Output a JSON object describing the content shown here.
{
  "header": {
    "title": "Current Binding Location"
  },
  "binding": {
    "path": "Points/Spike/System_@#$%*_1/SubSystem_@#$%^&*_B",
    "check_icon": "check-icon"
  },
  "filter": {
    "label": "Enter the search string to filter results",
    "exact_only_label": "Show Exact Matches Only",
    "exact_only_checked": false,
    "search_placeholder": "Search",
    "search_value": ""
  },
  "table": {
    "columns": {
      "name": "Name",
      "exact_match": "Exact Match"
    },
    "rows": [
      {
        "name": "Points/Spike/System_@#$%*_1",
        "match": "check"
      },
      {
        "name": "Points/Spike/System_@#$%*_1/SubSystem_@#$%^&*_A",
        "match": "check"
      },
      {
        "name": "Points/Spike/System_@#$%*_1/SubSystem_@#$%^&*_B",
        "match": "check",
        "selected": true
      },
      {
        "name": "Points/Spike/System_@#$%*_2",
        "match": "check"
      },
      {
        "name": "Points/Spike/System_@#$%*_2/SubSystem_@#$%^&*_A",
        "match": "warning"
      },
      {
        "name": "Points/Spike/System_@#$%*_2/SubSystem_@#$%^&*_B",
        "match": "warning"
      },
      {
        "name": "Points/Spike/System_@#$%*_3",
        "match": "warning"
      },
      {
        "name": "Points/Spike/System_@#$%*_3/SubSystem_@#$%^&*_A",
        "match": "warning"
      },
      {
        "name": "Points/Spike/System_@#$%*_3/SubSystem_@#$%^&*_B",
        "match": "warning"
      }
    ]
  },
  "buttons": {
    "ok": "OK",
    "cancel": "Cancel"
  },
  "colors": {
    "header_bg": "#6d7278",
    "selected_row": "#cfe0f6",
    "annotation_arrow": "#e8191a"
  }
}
________________________
§ **WHAT THE TASK REQUIRES**: Copy out each record from above, exactly.

§ **TASK RESPONSE**:
Output a JSON object describing the content shown here.
{
  "header": {
    "title": "Current Binding Location"
  },
  "binding": {
    "path": "Points/Spike/System_@#$%*_1/SubSystem_@#$%^&*_B",
    "check_icon": "check-icon"
  },
  "filter": {
    "label": "Enter the search string to filter results",
    "exact_only_label": "Show Exact Matches Only",
    "exact_only_checked": false,
    "search_placeholder": "Search",
    "search_value": ""
  },
  "table": {
    "columns": {
      "name": "Name",
      "exact_match": "Exact Match"
    },
    "rows": [
      {
        "name": "Points/Spike/System_@#$%*_1",
        "match": "check"
      },
      {
        "name": "Points/Spike/System_@#$%*_1/SubSystem_@#$%^&*_A",
        "match": "check"
      },
      {
        "name": "Points/Spike/System_@#$%*_1/SubSystem_@#$%^&*_B",
        "match": "check",
        "selected": true
      },
      {
        "name": "Points/Spike/System_@#$%*_2",
        "match": "check"
      },
      {
        "name": "Points/Spike/System_@#$%*_2/SubSystem_@#$%^&*_A",
        "match": "warning"
      },
      {
        "name": "Points/Spike/System_@#$%*_2/SubSystem_@#$%^&*_B",
        "match": "warning"
      },
      {
        "name": "Points/Spike/System_@#$%*_3",
        "match": "warning"
      },
      {
        "name": "Points/Spike/System_@#$%*_3/SubSystem_@#$%^&*_A",
        "match": "warning"
      },
      {
        "name": "Points/Spike/System_@#$%*_3/SubSystem_@#$%^&*_B",
        "match": "warning"
      }
    ]
  },
  "buttons": {
    "ok": "OK",
    "cancel": "Cancel"
  },
  "colors": {
    "header_bg": "#6d7278",
    "selected_row": "#cfe0f6",
    "annotation_arrow": "#e8191a"
  }
}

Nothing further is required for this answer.